## Aim of the exercise
Scan the listing below and copy every line holding "printed".

## Exercise material
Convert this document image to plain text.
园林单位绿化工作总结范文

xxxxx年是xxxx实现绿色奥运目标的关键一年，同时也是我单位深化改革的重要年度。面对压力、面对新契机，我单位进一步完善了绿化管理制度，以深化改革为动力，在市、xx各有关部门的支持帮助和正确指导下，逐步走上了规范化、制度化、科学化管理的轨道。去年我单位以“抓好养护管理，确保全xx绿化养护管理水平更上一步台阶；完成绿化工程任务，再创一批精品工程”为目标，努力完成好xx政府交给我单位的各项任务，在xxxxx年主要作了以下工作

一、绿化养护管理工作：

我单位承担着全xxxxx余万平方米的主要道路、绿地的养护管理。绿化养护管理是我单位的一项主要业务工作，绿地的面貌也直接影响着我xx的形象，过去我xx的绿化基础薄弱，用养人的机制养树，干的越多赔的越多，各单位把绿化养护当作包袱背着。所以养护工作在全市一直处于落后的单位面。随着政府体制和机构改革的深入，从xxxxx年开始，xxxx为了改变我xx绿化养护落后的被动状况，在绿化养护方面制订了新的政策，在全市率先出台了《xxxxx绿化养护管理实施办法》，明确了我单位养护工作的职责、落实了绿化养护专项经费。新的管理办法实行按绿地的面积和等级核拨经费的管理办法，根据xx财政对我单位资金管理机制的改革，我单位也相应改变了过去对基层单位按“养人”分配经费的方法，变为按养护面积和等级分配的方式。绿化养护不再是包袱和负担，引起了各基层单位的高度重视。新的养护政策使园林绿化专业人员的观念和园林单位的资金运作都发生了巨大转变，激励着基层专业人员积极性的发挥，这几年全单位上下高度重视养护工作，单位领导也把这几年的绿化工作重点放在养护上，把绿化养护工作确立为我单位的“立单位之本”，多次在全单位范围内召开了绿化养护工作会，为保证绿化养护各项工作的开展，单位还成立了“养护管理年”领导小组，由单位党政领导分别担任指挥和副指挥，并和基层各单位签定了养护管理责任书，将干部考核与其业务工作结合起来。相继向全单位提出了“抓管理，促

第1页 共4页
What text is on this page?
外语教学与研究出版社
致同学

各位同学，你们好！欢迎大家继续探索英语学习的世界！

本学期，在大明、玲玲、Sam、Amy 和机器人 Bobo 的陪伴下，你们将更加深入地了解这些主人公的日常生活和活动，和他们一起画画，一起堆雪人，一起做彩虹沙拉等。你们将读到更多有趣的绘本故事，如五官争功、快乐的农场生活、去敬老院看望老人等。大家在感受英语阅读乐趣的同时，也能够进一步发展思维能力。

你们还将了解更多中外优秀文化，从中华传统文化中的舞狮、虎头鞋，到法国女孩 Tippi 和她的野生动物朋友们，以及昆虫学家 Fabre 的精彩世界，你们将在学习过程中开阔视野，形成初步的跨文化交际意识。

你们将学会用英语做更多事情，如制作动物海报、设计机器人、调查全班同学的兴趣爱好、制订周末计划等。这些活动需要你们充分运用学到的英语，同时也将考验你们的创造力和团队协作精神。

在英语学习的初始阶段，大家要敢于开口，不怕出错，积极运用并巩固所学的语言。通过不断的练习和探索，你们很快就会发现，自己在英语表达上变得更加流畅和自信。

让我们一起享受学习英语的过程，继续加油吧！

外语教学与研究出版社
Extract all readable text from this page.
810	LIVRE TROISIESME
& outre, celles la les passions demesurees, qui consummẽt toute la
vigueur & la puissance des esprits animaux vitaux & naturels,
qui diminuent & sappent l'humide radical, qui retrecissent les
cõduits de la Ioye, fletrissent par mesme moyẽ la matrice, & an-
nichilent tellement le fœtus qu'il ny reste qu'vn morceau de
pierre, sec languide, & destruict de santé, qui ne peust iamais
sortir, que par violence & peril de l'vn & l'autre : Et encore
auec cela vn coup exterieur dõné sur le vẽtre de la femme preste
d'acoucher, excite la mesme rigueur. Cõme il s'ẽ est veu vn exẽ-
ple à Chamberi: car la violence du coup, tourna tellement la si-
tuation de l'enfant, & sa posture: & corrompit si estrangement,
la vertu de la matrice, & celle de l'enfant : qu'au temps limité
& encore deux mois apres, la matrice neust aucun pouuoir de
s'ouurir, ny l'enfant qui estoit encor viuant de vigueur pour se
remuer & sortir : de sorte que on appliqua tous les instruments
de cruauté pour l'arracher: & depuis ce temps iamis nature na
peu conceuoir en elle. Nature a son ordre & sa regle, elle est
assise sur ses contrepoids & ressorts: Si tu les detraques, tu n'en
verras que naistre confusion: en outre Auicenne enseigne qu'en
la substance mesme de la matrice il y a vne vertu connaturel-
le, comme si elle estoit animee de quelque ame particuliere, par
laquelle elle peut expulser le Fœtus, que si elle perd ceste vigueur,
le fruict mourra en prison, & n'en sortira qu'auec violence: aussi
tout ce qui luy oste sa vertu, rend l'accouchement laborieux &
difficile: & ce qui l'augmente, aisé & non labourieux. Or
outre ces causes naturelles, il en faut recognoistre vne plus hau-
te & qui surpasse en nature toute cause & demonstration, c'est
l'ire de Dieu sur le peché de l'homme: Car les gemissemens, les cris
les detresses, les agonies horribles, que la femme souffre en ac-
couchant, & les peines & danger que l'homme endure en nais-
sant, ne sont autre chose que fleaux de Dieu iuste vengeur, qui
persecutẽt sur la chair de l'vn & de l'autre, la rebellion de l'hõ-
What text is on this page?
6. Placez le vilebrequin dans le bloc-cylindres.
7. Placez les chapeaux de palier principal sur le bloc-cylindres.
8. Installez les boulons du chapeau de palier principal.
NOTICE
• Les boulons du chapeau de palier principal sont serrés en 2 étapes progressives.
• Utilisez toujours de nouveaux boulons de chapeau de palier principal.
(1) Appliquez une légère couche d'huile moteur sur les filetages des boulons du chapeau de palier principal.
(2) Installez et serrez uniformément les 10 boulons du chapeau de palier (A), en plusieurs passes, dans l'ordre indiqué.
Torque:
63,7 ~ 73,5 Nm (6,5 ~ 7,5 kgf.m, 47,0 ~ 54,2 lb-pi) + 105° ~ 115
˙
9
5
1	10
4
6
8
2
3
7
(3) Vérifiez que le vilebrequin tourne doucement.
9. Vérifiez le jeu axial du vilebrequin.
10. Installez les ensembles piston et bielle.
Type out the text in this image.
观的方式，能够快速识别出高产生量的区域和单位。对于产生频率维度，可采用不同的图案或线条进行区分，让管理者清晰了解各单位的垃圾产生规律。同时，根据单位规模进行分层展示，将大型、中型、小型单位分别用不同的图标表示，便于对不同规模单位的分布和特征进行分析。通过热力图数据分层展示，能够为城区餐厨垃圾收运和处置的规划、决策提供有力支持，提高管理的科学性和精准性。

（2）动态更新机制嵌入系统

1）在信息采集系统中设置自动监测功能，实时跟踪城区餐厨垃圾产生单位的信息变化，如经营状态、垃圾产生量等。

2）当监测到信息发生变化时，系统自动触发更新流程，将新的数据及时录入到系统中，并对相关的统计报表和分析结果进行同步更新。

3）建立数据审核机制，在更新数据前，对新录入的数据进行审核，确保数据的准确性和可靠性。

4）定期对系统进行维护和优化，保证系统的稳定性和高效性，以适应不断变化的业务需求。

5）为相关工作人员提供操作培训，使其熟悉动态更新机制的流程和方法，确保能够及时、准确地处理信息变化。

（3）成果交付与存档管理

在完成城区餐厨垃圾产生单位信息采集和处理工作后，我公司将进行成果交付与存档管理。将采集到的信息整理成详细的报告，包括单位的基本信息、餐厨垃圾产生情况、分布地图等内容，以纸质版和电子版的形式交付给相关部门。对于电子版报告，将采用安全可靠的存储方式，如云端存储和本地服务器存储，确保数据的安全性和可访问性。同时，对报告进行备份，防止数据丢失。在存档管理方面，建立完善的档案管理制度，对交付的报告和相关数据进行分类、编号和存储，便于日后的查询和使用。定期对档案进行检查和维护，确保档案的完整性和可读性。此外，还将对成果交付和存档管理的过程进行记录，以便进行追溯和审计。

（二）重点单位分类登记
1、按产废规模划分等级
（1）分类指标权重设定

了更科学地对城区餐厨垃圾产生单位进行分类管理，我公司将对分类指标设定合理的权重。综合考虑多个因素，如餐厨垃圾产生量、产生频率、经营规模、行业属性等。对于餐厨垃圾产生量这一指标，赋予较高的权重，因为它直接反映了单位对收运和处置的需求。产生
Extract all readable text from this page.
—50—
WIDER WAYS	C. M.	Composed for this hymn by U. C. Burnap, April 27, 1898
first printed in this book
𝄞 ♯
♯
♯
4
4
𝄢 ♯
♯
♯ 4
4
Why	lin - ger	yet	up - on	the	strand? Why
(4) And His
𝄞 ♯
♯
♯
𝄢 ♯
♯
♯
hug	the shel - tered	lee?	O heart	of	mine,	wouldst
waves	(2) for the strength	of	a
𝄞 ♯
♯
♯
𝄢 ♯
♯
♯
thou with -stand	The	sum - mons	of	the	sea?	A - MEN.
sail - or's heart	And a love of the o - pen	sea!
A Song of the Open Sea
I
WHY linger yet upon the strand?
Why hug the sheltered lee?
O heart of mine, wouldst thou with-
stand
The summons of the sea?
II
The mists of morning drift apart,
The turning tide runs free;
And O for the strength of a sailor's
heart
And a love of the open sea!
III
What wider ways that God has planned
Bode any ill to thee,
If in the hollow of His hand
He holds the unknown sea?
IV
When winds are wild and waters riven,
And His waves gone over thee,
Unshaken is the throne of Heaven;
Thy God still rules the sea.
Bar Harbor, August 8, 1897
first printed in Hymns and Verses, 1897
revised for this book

## Full response
first printed in this book
first printed in Hymns and Verses, 1897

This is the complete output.